> _Aim_
Among the entries below, find the lines with "Server" and copy them.
— Start Input rows —
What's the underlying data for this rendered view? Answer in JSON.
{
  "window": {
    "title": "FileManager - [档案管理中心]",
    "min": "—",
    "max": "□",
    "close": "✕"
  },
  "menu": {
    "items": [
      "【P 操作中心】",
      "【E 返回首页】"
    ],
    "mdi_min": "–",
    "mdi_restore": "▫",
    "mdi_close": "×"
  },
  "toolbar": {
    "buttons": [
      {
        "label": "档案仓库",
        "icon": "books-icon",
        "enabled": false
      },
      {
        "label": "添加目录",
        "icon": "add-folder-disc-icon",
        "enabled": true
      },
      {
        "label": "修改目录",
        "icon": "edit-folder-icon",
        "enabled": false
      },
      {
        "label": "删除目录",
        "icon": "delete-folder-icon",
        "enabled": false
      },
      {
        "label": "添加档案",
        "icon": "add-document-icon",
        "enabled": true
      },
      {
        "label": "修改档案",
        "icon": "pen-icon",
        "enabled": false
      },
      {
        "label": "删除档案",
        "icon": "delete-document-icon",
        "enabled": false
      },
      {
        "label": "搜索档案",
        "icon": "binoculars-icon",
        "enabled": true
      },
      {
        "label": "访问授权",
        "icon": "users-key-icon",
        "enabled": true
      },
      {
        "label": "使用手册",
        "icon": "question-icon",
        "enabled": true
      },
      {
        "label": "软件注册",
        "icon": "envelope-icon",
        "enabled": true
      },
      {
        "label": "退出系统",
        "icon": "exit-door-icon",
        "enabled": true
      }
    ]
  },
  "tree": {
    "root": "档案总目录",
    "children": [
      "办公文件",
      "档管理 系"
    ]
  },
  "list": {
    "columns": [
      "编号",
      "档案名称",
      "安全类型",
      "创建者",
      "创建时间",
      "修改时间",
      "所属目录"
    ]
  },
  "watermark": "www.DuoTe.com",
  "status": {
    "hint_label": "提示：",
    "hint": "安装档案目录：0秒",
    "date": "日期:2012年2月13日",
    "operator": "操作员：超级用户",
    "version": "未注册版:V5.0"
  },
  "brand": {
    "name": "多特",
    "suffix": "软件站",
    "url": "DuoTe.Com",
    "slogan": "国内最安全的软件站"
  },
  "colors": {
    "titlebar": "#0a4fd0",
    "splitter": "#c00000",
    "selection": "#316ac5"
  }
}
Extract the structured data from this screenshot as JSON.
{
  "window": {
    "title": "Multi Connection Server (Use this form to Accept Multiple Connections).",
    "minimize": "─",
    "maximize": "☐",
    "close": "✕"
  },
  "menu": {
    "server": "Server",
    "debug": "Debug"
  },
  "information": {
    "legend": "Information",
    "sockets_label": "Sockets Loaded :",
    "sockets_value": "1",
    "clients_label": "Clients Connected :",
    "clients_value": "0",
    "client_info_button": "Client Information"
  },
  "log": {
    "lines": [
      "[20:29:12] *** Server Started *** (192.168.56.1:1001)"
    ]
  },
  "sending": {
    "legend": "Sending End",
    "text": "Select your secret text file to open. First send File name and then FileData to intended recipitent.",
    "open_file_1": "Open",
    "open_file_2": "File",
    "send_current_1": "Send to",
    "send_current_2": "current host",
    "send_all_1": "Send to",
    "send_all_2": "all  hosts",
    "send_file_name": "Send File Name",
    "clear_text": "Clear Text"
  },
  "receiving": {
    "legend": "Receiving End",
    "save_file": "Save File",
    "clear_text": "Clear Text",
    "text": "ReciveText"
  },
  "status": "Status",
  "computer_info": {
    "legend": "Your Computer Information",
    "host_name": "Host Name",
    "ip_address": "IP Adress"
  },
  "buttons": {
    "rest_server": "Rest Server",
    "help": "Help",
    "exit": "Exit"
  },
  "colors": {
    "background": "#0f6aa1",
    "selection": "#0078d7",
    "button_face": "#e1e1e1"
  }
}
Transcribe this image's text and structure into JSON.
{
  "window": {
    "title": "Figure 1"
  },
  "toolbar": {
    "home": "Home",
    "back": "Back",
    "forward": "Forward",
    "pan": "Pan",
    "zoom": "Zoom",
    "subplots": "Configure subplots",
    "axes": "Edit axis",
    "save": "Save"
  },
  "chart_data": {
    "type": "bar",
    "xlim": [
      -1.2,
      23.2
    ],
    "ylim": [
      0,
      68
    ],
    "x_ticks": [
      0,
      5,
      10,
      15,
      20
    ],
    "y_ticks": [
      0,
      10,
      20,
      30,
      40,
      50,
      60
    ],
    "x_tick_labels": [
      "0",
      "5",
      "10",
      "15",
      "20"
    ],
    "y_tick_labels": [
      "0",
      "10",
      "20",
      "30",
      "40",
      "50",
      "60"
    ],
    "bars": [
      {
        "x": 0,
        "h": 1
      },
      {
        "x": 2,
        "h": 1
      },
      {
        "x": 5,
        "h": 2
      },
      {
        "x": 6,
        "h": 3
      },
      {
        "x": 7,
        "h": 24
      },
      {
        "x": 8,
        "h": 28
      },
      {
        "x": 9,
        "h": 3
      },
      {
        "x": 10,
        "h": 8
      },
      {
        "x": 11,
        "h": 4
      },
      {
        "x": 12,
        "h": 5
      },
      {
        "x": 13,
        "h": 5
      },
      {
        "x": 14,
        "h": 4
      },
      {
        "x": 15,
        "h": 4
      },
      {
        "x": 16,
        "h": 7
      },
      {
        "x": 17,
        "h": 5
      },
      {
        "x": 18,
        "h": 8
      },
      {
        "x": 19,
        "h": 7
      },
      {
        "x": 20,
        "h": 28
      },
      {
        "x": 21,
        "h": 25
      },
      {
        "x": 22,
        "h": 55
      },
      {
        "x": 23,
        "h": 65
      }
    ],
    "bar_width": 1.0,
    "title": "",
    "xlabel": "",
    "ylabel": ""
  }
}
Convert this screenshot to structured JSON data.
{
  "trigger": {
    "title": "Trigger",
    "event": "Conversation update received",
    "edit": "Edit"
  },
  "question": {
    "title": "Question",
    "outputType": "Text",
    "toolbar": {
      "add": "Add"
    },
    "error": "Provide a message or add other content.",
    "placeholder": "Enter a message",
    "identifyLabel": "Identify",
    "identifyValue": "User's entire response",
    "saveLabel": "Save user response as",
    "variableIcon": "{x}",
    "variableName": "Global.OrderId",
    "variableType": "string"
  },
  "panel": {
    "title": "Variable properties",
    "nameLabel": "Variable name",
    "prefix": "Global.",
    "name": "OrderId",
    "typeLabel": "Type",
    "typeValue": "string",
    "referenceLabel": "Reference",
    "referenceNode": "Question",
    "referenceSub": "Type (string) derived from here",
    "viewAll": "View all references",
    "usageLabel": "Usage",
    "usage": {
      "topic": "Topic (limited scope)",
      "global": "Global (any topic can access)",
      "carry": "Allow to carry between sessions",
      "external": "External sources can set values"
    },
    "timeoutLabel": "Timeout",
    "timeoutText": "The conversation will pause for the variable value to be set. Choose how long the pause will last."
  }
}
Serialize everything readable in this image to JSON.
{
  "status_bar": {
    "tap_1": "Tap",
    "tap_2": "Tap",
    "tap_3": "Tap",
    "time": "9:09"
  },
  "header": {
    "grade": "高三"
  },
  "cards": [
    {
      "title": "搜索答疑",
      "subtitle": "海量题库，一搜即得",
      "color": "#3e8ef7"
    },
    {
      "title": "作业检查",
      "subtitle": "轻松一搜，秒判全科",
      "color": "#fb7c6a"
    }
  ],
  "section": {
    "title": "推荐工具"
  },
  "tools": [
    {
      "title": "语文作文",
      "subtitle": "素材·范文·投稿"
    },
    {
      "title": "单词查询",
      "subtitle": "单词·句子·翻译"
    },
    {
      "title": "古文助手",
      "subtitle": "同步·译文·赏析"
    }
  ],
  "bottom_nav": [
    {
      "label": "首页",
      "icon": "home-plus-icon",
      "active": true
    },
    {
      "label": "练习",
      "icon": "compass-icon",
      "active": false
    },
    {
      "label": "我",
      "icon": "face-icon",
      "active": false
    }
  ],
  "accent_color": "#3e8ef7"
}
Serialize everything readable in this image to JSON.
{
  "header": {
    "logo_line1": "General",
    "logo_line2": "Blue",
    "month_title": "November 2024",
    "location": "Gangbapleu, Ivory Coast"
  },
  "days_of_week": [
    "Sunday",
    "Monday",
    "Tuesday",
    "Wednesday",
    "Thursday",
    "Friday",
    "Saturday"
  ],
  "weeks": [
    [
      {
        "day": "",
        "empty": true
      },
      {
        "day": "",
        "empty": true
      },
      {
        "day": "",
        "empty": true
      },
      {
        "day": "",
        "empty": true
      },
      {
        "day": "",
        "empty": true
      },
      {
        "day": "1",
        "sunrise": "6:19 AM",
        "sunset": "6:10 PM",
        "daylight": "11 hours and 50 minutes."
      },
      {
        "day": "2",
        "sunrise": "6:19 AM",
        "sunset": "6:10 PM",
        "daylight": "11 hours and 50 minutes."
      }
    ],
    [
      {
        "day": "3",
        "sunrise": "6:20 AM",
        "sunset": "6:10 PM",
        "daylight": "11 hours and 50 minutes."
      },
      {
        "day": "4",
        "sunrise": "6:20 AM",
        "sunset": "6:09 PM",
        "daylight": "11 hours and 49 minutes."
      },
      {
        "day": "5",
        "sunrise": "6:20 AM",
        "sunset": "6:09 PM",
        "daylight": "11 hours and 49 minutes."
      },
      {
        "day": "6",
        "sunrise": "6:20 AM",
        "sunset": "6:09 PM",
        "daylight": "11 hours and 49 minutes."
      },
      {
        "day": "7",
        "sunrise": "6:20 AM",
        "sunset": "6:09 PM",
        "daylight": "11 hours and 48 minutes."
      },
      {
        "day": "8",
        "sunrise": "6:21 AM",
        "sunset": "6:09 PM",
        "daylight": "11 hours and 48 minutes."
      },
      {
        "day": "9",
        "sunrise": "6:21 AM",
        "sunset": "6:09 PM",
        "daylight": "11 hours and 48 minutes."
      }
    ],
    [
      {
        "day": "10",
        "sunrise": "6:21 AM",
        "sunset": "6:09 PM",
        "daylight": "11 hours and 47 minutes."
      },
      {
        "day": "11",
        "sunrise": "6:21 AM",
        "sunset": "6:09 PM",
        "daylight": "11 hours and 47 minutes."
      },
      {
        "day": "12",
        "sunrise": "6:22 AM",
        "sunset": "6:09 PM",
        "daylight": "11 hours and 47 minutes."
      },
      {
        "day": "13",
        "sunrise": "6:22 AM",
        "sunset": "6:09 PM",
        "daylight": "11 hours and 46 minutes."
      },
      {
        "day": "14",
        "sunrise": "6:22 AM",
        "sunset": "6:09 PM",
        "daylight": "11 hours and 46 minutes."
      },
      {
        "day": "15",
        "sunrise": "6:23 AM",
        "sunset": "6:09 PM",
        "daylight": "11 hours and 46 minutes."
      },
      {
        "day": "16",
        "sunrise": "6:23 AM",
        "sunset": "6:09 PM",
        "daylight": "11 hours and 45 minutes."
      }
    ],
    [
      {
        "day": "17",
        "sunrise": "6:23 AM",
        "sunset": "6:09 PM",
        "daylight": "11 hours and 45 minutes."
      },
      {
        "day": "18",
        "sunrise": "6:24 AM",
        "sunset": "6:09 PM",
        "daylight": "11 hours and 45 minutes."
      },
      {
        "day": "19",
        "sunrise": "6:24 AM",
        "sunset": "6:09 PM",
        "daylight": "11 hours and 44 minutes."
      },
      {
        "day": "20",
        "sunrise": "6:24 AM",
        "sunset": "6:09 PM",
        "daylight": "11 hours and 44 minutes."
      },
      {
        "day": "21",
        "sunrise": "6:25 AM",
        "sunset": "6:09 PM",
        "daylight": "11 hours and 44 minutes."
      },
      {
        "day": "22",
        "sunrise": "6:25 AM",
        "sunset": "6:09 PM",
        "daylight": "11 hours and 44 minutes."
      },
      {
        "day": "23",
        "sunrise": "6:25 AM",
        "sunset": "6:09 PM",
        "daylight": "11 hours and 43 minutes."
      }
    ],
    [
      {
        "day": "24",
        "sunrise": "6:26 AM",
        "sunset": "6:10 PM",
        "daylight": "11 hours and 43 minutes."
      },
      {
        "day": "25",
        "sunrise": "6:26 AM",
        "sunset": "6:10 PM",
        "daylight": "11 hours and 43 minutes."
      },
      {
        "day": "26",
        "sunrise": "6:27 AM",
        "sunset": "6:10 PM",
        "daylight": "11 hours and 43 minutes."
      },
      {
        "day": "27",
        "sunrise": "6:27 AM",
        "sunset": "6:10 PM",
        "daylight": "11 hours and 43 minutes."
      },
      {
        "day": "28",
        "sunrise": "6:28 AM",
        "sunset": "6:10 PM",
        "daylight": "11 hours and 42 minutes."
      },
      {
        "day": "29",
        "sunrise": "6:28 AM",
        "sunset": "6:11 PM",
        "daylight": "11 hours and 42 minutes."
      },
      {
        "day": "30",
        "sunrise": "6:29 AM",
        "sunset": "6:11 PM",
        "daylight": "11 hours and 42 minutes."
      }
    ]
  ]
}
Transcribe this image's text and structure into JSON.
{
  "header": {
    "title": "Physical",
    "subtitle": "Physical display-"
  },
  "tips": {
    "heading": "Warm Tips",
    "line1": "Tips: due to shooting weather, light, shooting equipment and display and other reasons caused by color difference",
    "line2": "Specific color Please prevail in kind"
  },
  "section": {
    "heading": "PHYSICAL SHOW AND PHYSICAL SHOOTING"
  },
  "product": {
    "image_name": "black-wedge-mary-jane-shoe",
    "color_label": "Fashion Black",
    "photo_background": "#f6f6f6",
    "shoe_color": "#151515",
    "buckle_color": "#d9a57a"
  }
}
— End Input rows —
> _Reply_
    "title": "Multi Connection Server (Use this form to Accept Multiple Connections).",
    "server": "Server",
      "[20:29:12] *** Server Started *** (192.168.56.1:1001)"
    "rest_server": "Rest Server",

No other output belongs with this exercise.